- [OBJECTIVE] Restate the material word for word and leave out anything that is a picture.

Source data
▼

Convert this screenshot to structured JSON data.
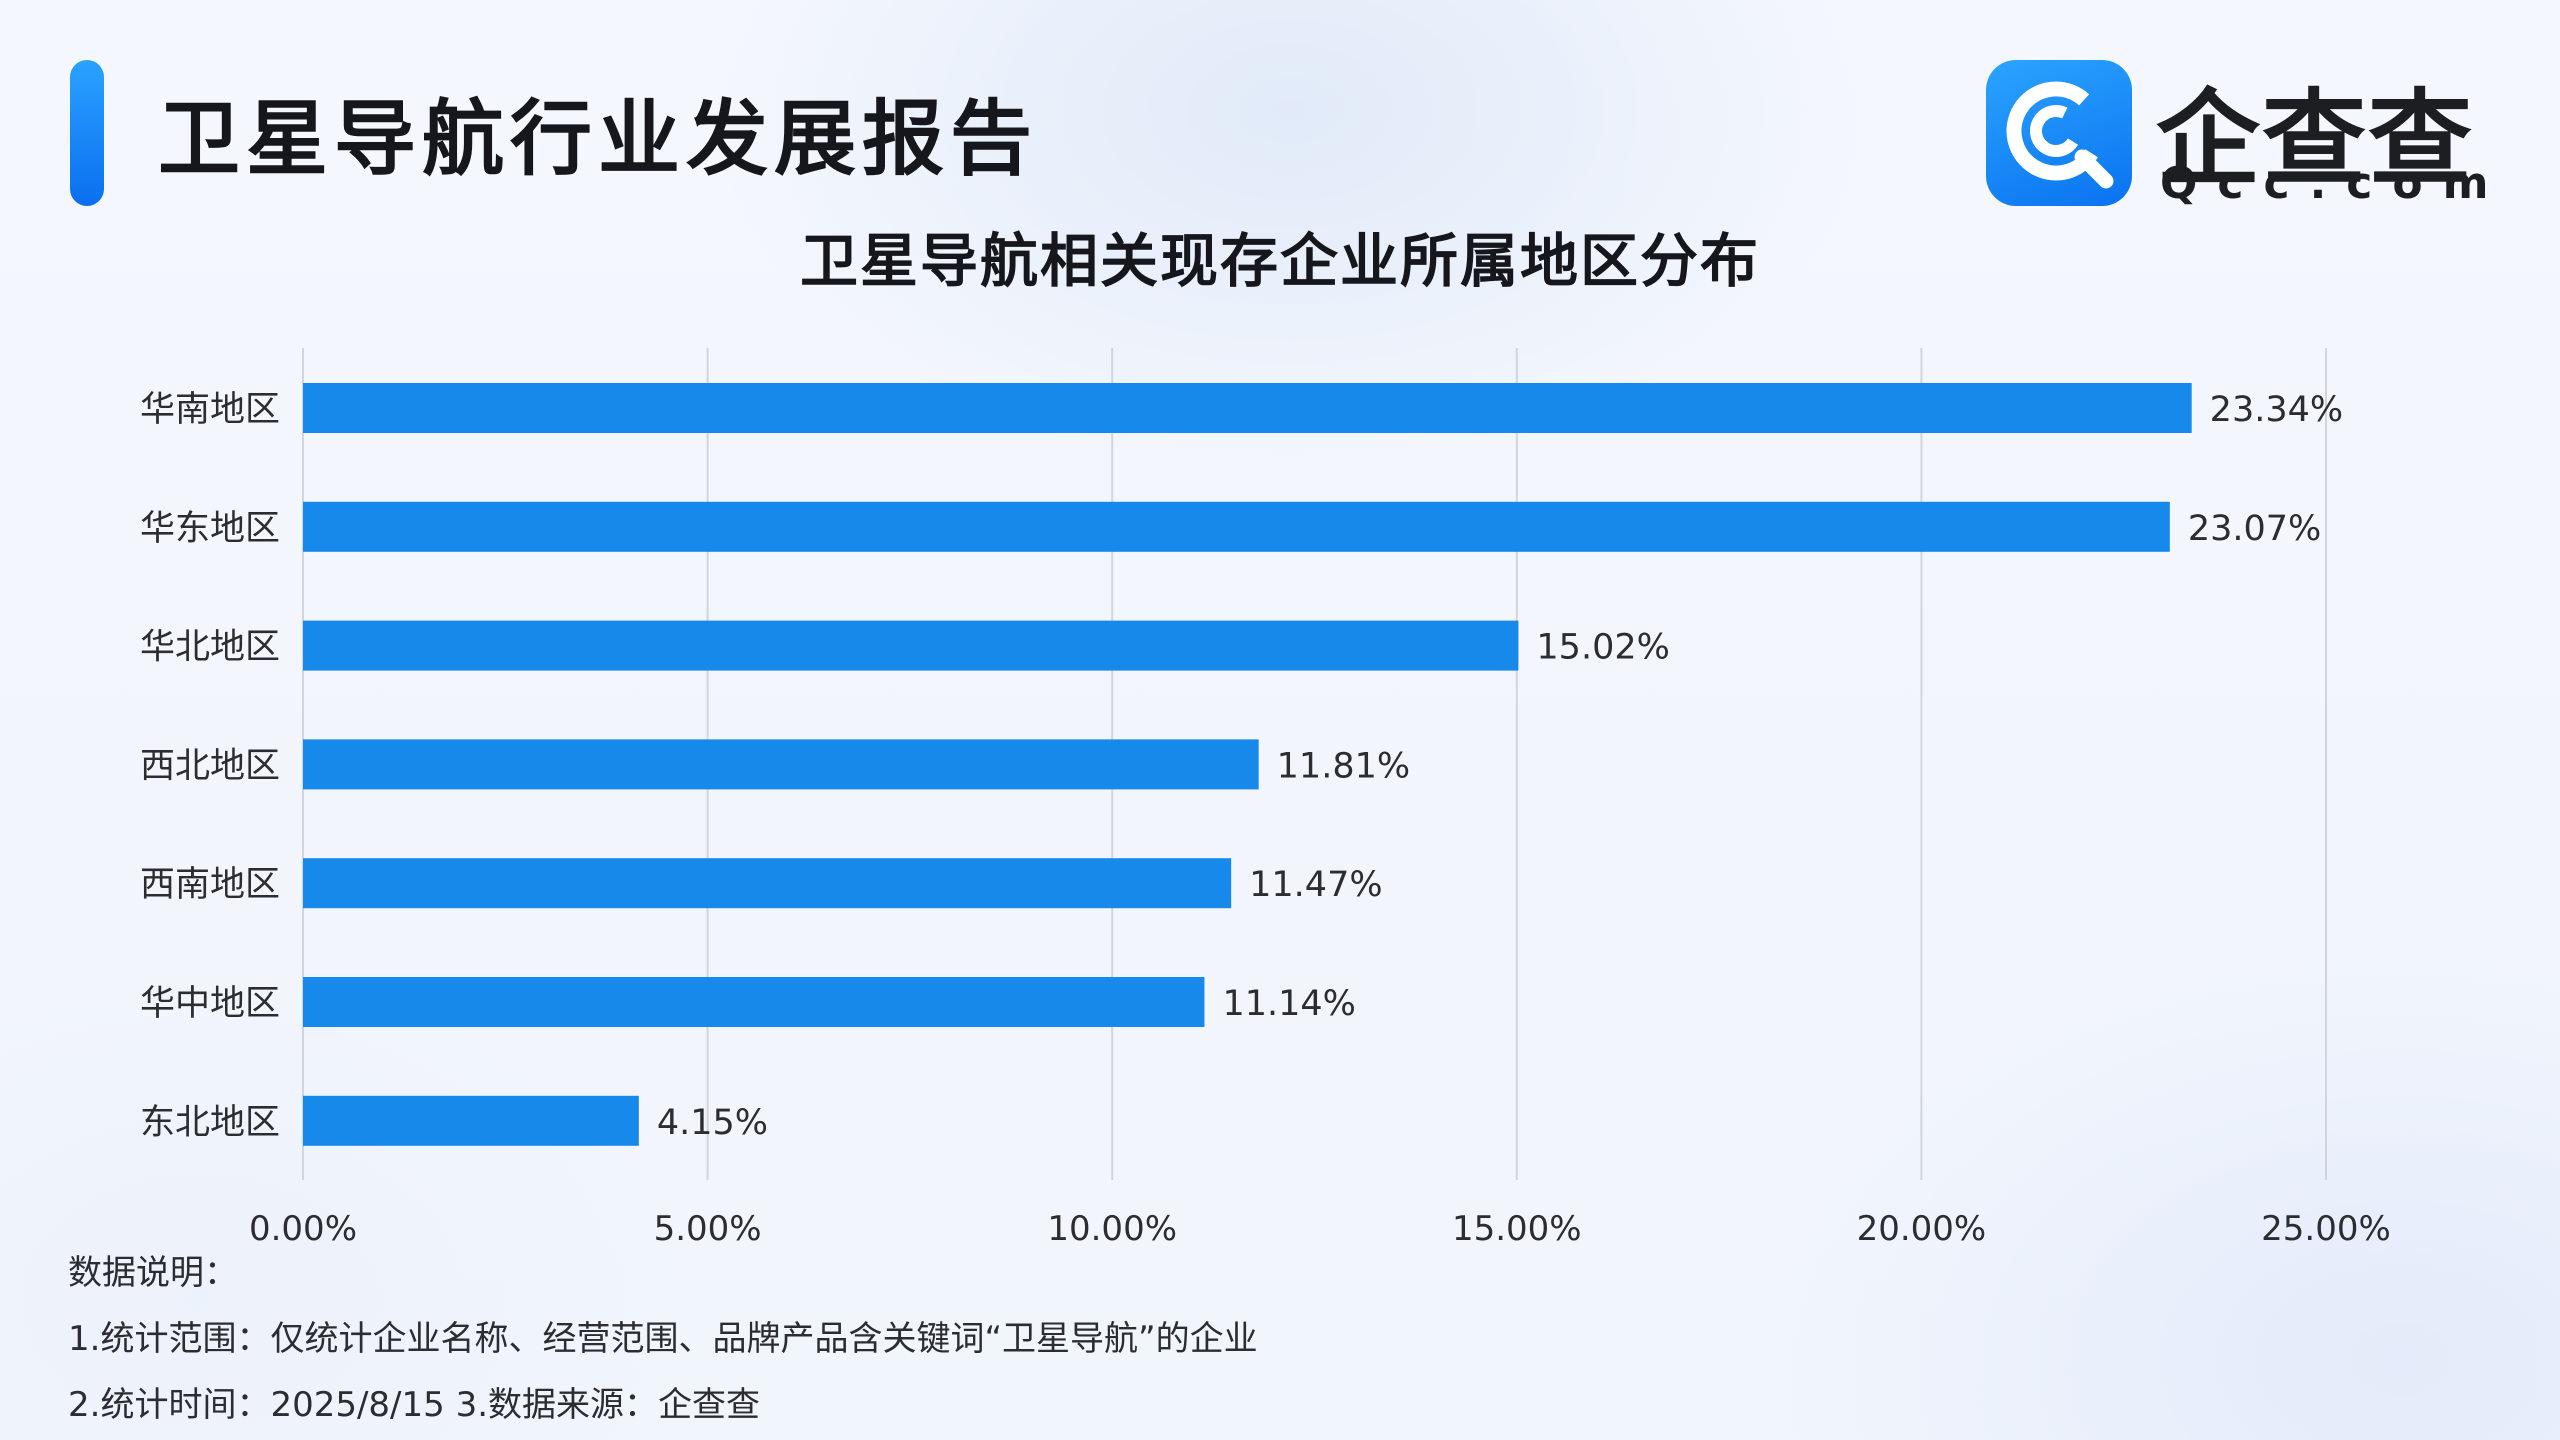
{
  "header": {
    "report_title": "卫星导航行业发展报告"
  },
  "logo": {
    "name_cn": "企查查",
    "name_en": "Qcc.com",
    "icon": "qcc-logo-icon"
  },
  "colors": {
    "bar": "#1789ea",
    "accent": "#1a8cff",
    "grid": "#d2d6dc"
  },
  "chart_data": {
    "type": "bar",
    "orientation": "horizontal",
    "title": "卫星导航相关现存企业所属地区分布",
    "categories": [
      "华南地区",
      "华东地区",
      "华北地区",
      "西北地区",
      "西南地区",
      "华中地区",
      "东北地区"
    ],
    "values": [
      23.34,
      23.07,
      15.02,
      11.81,
      11.47,
      11.14,
      4.15
    ],
    "value_labels": [
      "23.34%",
      "23.07%",
      "15.02%",
      "11.81%",
      "11.47%",
      "11.14%",
      "4.15%"
    ],
    "x_ticks": [
      0,
      5,
      10,
      15,
      20,
      25
    ],
    "x_tick_labels": [
      "0.00%",
      "5.00%",
      "10.00%",
      "15.00%",
      "20.00%",
      "25.00%"
    ],
    "xlim": [
      0,
      25
    ],
    "grid": "vertical",
    "legend": "none"
  },
  "notes": {
    "heading": "数据说明：",
    "line1": "1.统计范围：仅统计企业名称、经营范围、品牌产品含关键词“卫星导航”的企业",
    "line2": " 2.统计时间：2025/8/15 3.数据来源：企查查"
  }
}
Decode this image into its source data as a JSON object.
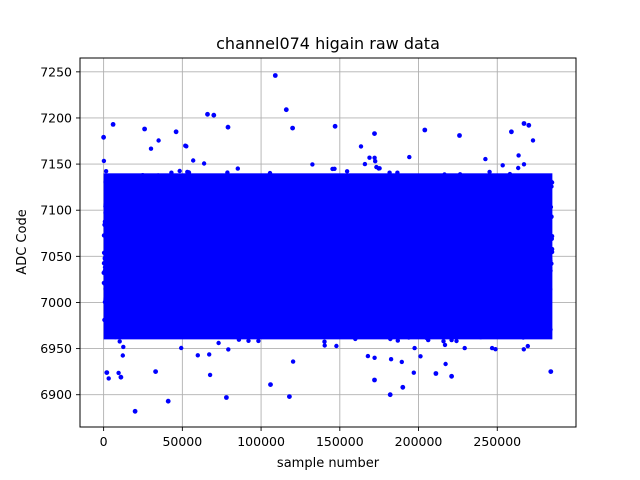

▲

- [WRITTEN REPLY]
Convert this screenshot to structured JSON data.
{
  "header": {
    "report_title": "卫星导航行业发展报告"
  },
  "logo": {
    "name_cn": "企查查",
    "name_en": "Qcc.com",
    "icon": "qcc-logo-icon"
  },
  "colors": {
    "bar": "#1789ea",
    "accent": "#1a8cff",
    "grid": "#d2d6dc"
  },
  "chart_data": {
    "type": "bar",
    "orientation": "horizontal",
    "title": "卫星导航相关现存企业所属地区分布",
    "categories": [
      "华南地区",
      "华东地区",
      "华北地区",
      "西北地区",
      "西南地区",
      "华中地区",
      "东北地区"
    ],
    "values": [
      23.34,
      23.07,
      15.02,
      11.81,
      11.47,
      11.14,
      4.15
    ],
    "value_labels": [
      "23.34%",
      "23.07%",
      "15.02%",
      "11.81%",
      "11.47%",
      "11.14%",
      "4.15%"
    ],
    "x_ticks": [
      0,
      5,
      10,
      15,
      20,
      25
    ],
    "x_tick_labels": [
      "0.00%",
      "5.00%",
      "10.00%",
      "15.00%",
      "20.00%",
      "25.00%"
    ],
    "xlim": [
      0,
      25
    ],
    "grid": "vertical",
    "legend": "none"
  },
  "notes": {
    "heading": "数据说明：",
    "line1": "1.统计范围：仅统计企业名称、经营范围、品牌产品含关键词“卫星导航”的企业",
    "line2": " 2.统计时间：2025/8/15 3.数据来源：企查查"
  }
}
Decode this image into its source data as a JSON object.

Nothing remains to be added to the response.